Would you write out the listing verbatim and skip every picture in it?

» **MATERIAL**
· · · · · · ·

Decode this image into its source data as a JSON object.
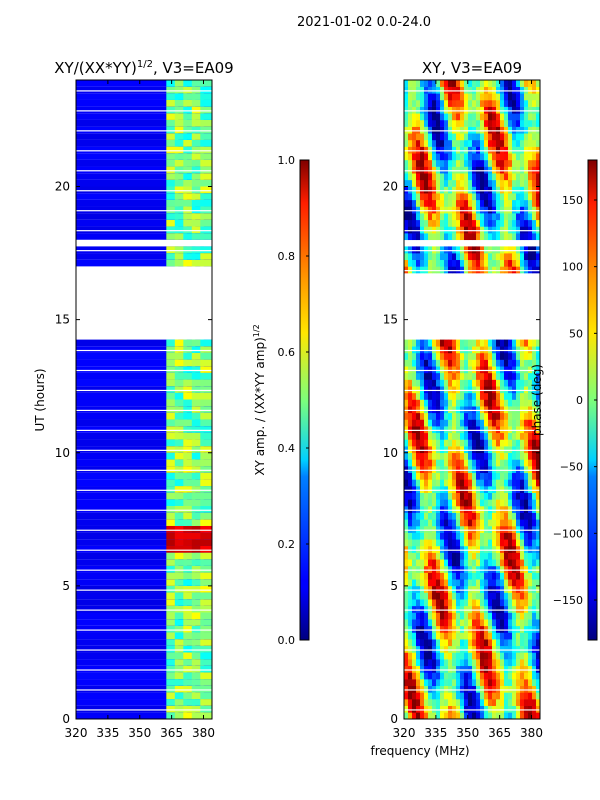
{
  "suptitle": "2021-01-02 0.0-24.0",
  "shared_xlabel": "frequency (MHz)",
  "chart_data": [
    {
      "type": "heatmap",
      "title_main": "XY/(XX*YY)",
      "title_sup": "1/2",
      "title_suffix": ", V3=EA09",
      "xlabel": "",
      "ylabel": "UT (hours)",
      "xlim": [
        320,
        384
      ],
      "ylim": [
        0,
        24
      ],
      "xticks": [
        320,
        335,
        350,
        365,
        380
      ],
      "yticks": [
        0,
        5,
        10,
        15,
        20
      ],
      "colormap": "jet",
      "colorbar": {
        "label_main": "XY amp. / (XX*YY amp)",
        "label_sup": "1/2",
        "range": [
          0.0,
          1.0
        ],
        "ticks": [
          "0.0",
          "0.2",
          "0.4",
          "0.6",
          "0.8",
          "1.0"
        ],
        "tick_values": [
          0.0,
          0.2,
          0.4,
          0.6,
          0.8,
          1.0
        ]
      },
      "gaps_hours": [
        [
          14.3,
          17.1
        ],
        [
          17.75,
          18.0
        ]
      ],
      "bright_channels_mhz": [
        364,
        368,
        372,
        376,
        380
      ],
      "peak_hours": [
        6.3,
        7.2
      ],
      "background_value": 0.1,
      "channel_value": 0.5,
      "peak_value": 0.95
    },
    {
      "type": "heatmap",
      "title": "XY, V3=EA09",
      "xlabel": "frequency (MHz)",
      "ylabel": "",
      "xlim": [
        320,
        384
      ],
      "ylim": [
        0,
        24
      ],
      "xticks": [
        320,
        335,
        350,
        365,
        380
      ],
      "yticks": [
        0,
        5,
        10,
        15,
        20
      ],
      "colormap": "jet",
      "colorbar": {
        "label": "phase (deg)",
        "range": [
          -180,
          180
        ],
        "ticks": [
          "−150",
          "−100",
          "−50",
          "0",
          "50",
          "100",
          "150"
        ],
        "tick_values": [
          -150,
          -100,
          -50,
          0,
          50,
          100,
          150
        ]
      },
      "gaps_hours": [
        [
          14.3,
          16.8
        ],
        [
          17.85,
          18.0
        ]
      ],
      "values": "phase pattern, full range -180 to 180 deg"
    }
  ]
}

· · · · · · ·

» **FULL OUTPUT**
Decode this image into its source data as a JSON object.
{
  "suptitle": "2021-01-02 0.0-24.0",
  "shared_xlabel": "frequency (MHz)",
  "chart_data": [
    {
      "type": "heatmap",
      "title_main": "XY/(XX*YY)",
      "title_sup": "1/2",
      "title_suffix": ", V3=EA09",
      "xlabel": "",
      "ylabel": "UT (hours)",
      "xlim": [
        320,
        384
      ],
      "ylim": [
        0,
        24
      ],
      "xticks": [
        320,
        335,
        350,
        365,
        380
      ],
      "yticks": [
        0,
        5,
        10,
        15,
        20
      ],
      "colormap": "jet",
      "colorbar": {
        "label_main": "XY amp. / (XX*YY amp)",
        "label_sup": "1/2",
        "range": [
          0.0,
          1.0
        ],
        "ticks": [
          "0.0",
          "0.2",
          "0.4",
          "0.6",
          "0.8",
          "1.0"
        ],
        "tick_values": [
          0.0,
          0.2,
          0.4,
          0.6,
          0.8,
          1.0
        ]
      },
      "gaps_hours": [
        [
          14.3,
          17.1
        ],
        [
          17.75,
          18.0
        ]
      ],
      "bright_channels_mhz": [
        364,
        368,
        372,
        376,
        380
      ],
      "peak_hours": [
        6.3,
        7.2
      ],
      "background_value": 0.1,
      "channel_value": 0.5,
      "peak_value": 0.95
    },
    {
      "type": "heatmap",
      "title": "XY, V3=EA09",
      "xlabel": "frequency (MHz)",
      "ylabel": "",
      "xlim": [
        320,
        384
      ],
      "ylim": [
        0,
        24
      ],
      "xticks": [
        320,
        335,
        350,
        365,
        380
      ],
      "yticks": [
        0,
        5,
        10,
        15,
        20
      ],
      "colormap": "jet",
      "colorbar": {
        "label": "phase (deg)",
        "range": [
          -180,
          180
        ],
        "ticks": [
          "−150",
          "−100",
          "−50",
          "0",
          "50",
          "100",
          "150"
        ],
        "tick_values": [
          -150,
          -100,
          -50,
          0,
          50,
          100,
          150
        ]
      },
      "gaps_hours": [
        [
          14.3,
          16.8
        ],
        [
          17.85,
          18.0
        ]
      ],
      "values": "phase pattern, full range -180 to 180 deg"
    }
  ]
}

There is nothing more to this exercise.